■ **GIVEN REQUEST**
In the entries below, copy every line without changes, starting at the line that contains "List every element" and ending at the line that contains "data-point — [620, 523, 637, 540]".

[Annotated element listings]
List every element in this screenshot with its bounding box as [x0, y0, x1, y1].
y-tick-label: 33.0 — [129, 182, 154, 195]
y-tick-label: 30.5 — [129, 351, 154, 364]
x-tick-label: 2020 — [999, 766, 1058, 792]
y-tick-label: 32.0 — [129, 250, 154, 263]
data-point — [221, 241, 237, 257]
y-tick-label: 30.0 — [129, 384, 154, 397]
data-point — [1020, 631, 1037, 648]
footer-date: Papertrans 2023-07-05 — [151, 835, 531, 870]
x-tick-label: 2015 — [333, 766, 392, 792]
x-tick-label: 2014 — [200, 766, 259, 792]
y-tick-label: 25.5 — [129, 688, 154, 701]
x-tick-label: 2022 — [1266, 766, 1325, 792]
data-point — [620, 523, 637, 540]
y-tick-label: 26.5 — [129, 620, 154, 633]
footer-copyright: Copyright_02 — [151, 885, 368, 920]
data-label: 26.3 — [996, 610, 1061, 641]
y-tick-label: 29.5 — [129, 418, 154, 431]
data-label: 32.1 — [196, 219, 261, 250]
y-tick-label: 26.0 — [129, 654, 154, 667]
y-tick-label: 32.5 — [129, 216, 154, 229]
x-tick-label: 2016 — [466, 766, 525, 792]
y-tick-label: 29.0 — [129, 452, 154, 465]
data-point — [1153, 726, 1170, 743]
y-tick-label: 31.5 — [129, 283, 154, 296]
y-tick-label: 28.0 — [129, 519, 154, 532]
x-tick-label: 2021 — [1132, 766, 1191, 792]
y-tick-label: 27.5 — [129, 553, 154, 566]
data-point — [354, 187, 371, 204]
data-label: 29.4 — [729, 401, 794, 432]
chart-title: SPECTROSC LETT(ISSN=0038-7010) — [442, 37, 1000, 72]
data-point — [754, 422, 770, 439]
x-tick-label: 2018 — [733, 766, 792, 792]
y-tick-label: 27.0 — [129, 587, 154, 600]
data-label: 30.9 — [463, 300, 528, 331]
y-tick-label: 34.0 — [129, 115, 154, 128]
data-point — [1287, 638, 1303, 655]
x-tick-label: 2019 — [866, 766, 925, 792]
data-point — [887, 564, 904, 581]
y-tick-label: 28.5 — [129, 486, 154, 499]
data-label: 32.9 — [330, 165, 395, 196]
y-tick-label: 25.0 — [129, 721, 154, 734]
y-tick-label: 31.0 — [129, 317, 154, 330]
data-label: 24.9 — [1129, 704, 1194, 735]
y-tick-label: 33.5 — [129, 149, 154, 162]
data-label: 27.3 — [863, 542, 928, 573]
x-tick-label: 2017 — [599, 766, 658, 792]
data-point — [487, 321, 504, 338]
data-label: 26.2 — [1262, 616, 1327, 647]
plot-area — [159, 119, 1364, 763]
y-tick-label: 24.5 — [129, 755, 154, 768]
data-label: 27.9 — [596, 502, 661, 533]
---
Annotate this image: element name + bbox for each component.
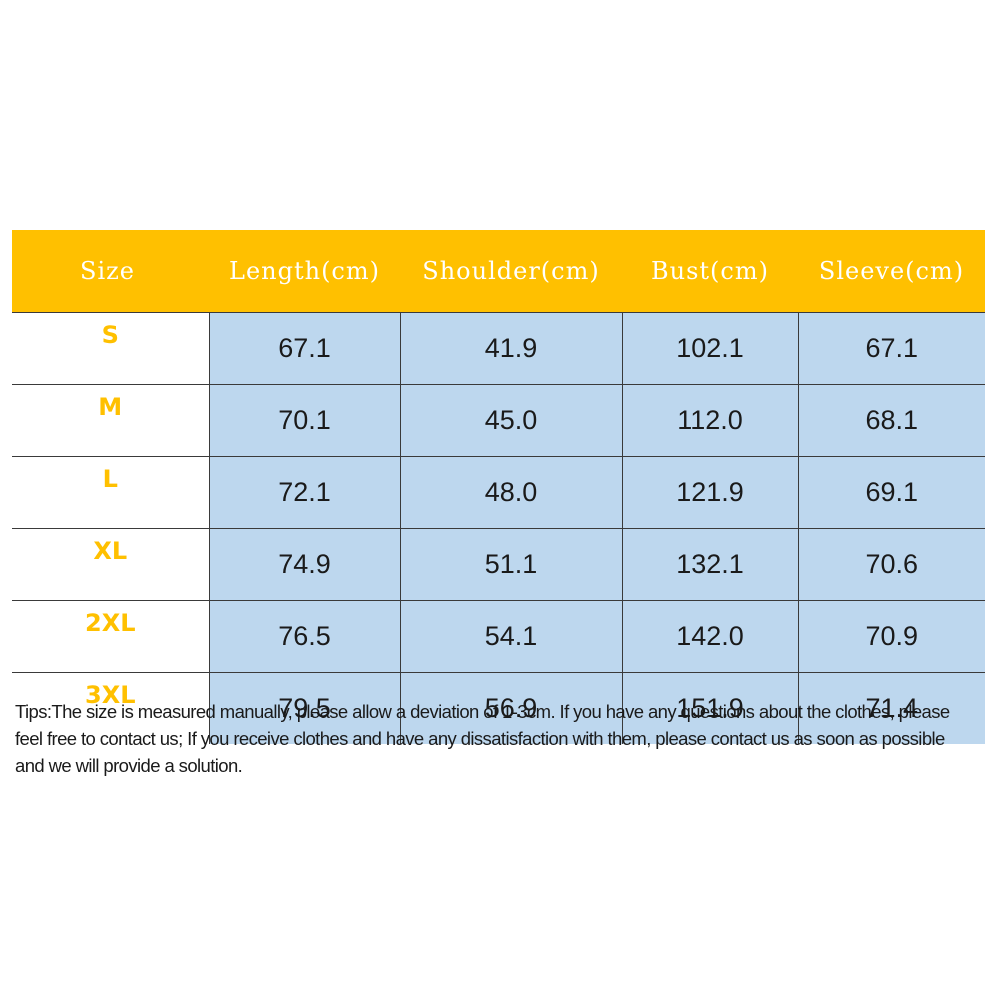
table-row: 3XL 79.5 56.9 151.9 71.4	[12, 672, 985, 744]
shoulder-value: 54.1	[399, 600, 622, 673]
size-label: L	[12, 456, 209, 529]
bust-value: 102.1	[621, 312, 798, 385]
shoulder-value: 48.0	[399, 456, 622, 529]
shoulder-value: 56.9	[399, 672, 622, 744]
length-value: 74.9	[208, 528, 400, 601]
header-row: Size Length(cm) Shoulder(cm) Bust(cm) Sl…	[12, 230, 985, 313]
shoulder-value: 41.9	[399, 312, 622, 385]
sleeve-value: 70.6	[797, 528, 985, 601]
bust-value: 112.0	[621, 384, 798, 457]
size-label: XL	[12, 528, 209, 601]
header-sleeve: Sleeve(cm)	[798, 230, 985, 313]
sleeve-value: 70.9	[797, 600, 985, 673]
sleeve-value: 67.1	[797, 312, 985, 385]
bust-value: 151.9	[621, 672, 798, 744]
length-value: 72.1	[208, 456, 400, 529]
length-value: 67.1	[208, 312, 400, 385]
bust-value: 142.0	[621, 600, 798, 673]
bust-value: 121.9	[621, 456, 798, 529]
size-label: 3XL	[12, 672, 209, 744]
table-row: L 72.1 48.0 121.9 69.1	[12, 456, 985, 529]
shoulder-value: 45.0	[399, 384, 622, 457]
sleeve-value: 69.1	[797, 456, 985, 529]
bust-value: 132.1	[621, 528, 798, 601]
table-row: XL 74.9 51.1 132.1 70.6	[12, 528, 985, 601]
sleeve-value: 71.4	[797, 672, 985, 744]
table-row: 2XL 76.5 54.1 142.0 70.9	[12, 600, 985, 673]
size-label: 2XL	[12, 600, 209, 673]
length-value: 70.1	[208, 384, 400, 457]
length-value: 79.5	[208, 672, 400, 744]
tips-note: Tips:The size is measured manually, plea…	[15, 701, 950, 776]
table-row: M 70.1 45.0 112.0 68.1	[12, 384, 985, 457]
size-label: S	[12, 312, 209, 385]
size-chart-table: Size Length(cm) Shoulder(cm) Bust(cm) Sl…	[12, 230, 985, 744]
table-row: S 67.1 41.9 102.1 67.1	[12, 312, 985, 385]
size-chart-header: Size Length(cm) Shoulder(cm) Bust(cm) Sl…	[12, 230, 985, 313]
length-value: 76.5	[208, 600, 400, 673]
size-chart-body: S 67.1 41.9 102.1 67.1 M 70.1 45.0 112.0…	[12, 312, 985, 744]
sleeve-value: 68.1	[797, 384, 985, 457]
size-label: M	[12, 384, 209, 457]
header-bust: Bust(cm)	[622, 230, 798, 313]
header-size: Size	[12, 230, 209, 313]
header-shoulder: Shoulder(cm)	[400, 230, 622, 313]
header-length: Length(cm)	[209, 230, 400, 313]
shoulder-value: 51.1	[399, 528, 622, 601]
...
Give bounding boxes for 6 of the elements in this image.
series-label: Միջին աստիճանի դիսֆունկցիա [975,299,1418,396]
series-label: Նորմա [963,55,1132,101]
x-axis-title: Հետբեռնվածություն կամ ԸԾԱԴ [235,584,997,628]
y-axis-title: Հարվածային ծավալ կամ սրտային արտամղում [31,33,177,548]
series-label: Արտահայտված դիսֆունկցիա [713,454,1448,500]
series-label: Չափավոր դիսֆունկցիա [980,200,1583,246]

■ **TASK SOLUTION**
List every element in this screenshot with its bounding box as [x0, y0, x1, y1].
y-tick-label: 33.0 — [129, 182, 154, 195]
y-tick-label: 30.5 — [129, 351, 154, 364]
x-tick-label: 2020 — [999, 766, 1058, 792]
y-tick-label: 32.0 — [129, 250, 154, 263]
data-point — [221, 241, 237, 257]
y-tick-label: 30.0 — [129, 384, 154, 397]
data-point — [1020, 631, 1037, 648]
footer-date: Papertrans 2023-07-05 — [151, 835, 531, 870]
x-tick-label: 2015 — [333, 766, 392, 792]
x-tick-label: 2014 — [200, 766, 259, 792]
y-tick-label: 25.5 — [129, 688, 154, 701]
x-tick-label: 2022 — [1266, 766, 1325, 792]
data-point — [620, 523, 637, 540]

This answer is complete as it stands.